** Start of MATERIAL SHOWN **
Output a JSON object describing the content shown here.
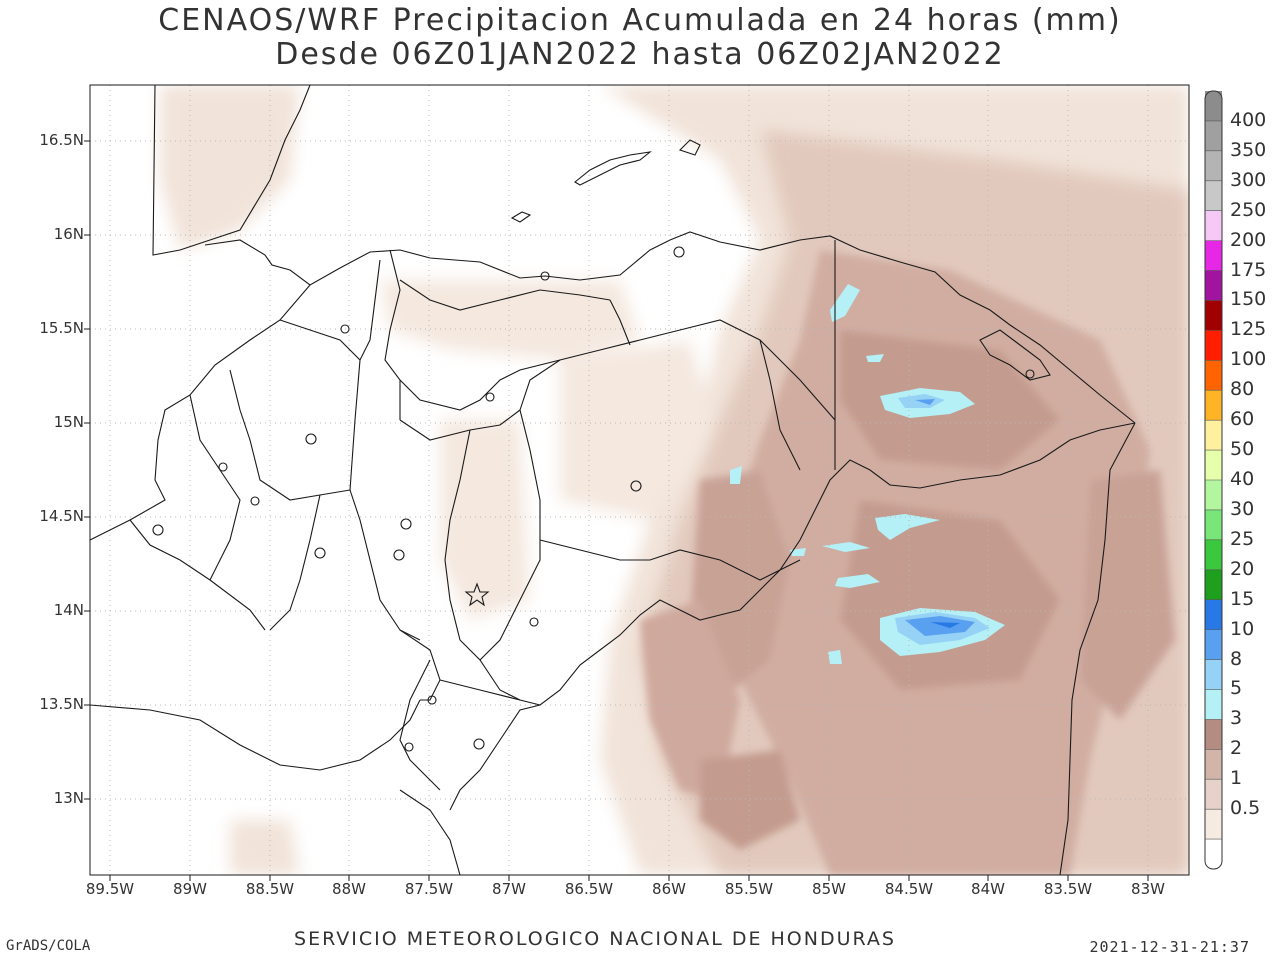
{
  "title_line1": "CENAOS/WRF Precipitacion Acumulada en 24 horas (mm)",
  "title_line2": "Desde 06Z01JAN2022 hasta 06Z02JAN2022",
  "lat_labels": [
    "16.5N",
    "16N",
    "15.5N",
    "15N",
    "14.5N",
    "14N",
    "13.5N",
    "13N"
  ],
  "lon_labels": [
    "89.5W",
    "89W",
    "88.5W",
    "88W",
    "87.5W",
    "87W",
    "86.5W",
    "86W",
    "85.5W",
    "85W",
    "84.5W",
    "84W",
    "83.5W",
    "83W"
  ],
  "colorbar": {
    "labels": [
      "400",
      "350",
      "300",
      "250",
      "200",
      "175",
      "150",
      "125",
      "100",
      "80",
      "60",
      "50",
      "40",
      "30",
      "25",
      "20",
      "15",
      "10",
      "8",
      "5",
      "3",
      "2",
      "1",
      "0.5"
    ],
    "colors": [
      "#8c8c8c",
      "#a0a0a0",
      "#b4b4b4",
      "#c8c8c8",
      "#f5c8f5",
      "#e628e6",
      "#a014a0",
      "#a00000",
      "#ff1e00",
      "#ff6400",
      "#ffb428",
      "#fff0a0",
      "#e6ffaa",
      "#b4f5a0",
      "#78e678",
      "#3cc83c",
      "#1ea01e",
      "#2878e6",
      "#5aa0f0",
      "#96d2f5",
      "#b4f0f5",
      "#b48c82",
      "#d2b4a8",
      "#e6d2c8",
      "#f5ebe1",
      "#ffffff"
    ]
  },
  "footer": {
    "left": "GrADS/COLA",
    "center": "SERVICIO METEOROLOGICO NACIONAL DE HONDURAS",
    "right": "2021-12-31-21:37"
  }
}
** End of MATERIAL SHOWN **
** Start of MATERIAL SHOWN **
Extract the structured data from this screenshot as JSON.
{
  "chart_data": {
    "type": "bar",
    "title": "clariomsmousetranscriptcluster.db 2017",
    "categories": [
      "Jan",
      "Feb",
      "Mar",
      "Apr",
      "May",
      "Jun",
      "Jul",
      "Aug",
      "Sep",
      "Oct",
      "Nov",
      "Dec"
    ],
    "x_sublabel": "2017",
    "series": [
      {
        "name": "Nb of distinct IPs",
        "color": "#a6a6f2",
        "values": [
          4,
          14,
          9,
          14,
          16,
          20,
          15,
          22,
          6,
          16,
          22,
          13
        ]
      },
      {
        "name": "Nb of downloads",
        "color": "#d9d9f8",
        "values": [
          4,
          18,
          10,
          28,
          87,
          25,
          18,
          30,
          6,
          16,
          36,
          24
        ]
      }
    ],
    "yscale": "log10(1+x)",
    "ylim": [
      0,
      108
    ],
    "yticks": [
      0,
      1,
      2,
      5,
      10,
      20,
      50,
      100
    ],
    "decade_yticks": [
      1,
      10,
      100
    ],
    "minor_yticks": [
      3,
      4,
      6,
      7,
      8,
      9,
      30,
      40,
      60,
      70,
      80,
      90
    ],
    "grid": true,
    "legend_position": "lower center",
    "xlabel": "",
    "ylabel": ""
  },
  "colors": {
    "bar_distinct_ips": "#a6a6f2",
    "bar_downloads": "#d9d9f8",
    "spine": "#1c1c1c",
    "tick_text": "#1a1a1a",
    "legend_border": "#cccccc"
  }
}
** End of MATERIAL SHOWN **
** Start of MATERIAL SHOWN **
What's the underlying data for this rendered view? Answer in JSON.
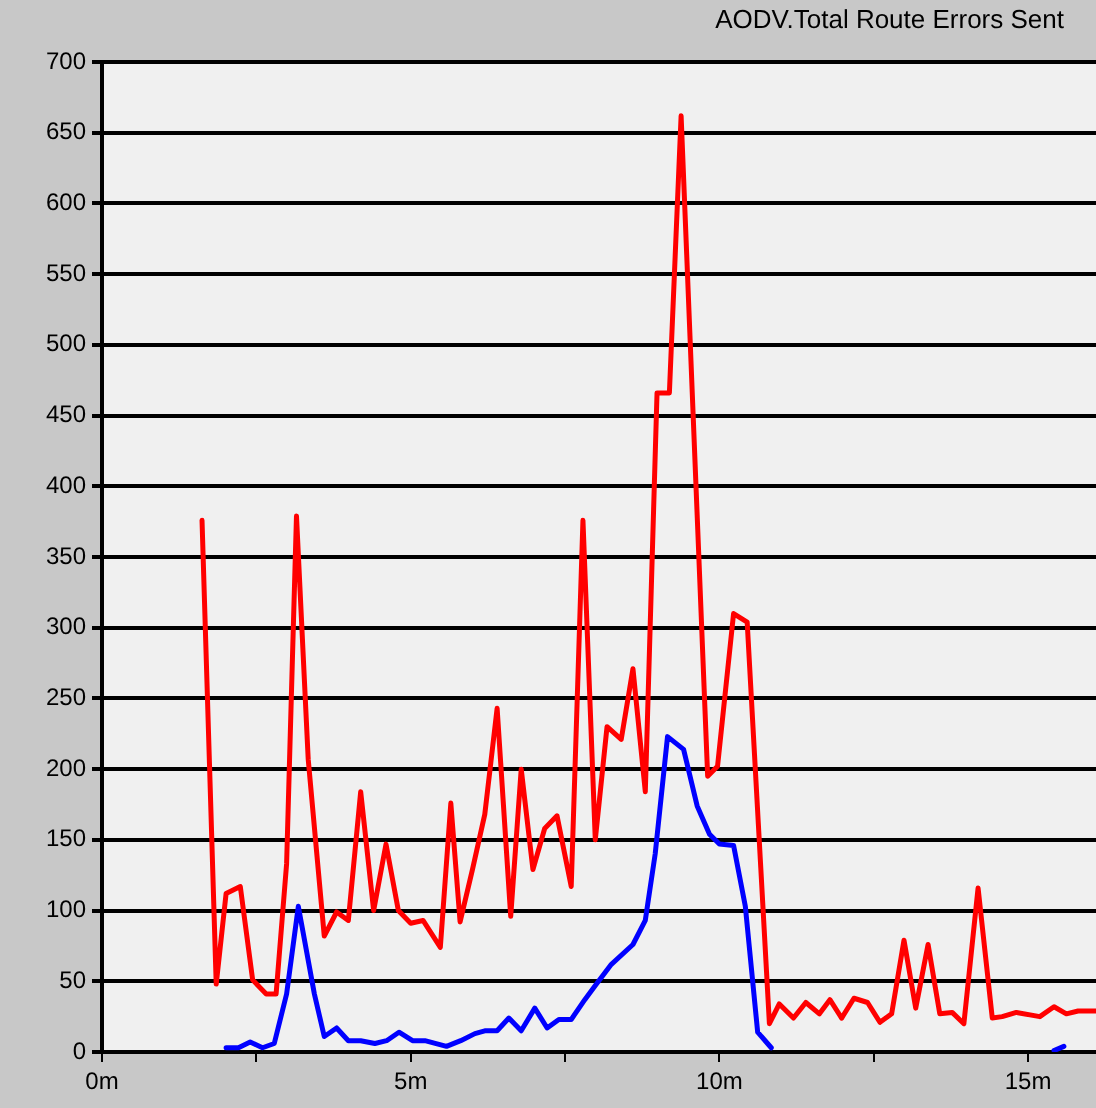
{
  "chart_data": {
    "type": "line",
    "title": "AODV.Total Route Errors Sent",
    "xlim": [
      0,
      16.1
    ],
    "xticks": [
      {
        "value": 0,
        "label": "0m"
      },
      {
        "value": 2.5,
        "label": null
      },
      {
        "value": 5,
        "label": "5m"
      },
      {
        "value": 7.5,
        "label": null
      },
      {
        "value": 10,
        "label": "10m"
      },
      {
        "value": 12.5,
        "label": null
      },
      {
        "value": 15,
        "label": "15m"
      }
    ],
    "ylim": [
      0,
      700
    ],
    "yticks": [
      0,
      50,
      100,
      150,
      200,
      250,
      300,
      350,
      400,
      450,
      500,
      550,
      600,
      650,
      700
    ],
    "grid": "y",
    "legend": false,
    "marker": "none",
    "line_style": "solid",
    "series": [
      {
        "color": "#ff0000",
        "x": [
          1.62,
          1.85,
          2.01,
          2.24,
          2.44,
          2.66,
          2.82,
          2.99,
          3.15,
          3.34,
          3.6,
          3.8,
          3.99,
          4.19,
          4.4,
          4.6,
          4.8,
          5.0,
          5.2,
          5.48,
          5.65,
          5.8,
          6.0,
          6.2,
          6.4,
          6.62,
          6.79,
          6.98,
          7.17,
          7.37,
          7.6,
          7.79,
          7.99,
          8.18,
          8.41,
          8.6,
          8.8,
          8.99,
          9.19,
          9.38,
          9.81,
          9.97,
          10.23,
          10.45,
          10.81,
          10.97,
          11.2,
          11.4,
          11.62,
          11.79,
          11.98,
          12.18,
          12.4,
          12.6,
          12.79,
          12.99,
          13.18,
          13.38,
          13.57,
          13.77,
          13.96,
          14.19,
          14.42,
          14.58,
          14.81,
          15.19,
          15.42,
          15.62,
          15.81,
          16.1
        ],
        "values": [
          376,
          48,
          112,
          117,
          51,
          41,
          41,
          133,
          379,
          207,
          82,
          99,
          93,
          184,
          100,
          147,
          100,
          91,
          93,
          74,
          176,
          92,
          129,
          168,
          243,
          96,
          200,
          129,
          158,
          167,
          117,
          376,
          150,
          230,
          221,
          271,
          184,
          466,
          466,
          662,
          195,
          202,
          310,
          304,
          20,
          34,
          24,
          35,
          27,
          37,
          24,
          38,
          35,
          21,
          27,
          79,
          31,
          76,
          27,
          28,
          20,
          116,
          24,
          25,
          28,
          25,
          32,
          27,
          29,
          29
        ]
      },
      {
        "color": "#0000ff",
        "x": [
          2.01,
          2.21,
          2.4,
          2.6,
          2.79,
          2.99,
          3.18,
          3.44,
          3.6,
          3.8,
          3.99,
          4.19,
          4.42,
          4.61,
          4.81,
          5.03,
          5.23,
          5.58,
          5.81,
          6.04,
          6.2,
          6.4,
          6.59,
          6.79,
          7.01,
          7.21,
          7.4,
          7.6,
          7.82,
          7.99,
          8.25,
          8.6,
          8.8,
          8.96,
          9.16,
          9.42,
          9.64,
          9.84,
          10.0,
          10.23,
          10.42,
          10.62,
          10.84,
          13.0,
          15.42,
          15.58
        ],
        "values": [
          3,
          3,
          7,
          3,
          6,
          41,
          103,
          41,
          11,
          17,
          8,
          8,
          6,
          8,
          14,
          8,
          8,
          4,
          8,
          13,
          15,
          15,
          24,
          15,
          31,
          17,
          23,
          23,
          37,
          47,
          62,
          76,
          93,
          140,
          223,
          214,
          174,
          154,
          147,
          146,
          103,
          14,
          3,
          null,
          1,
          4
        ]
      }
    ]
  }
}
** End of MATERIAL SHOWN **
WHAT IS EXPECTED: Every line in the data above that contains "JSON" needs to be copied.

COMPLETE ANSWER:
Output a JSON object describing the content shown here.
Extract the structured data from this screenshot as JSON.
What's the underlying data for this rendered view? Answer in JSON.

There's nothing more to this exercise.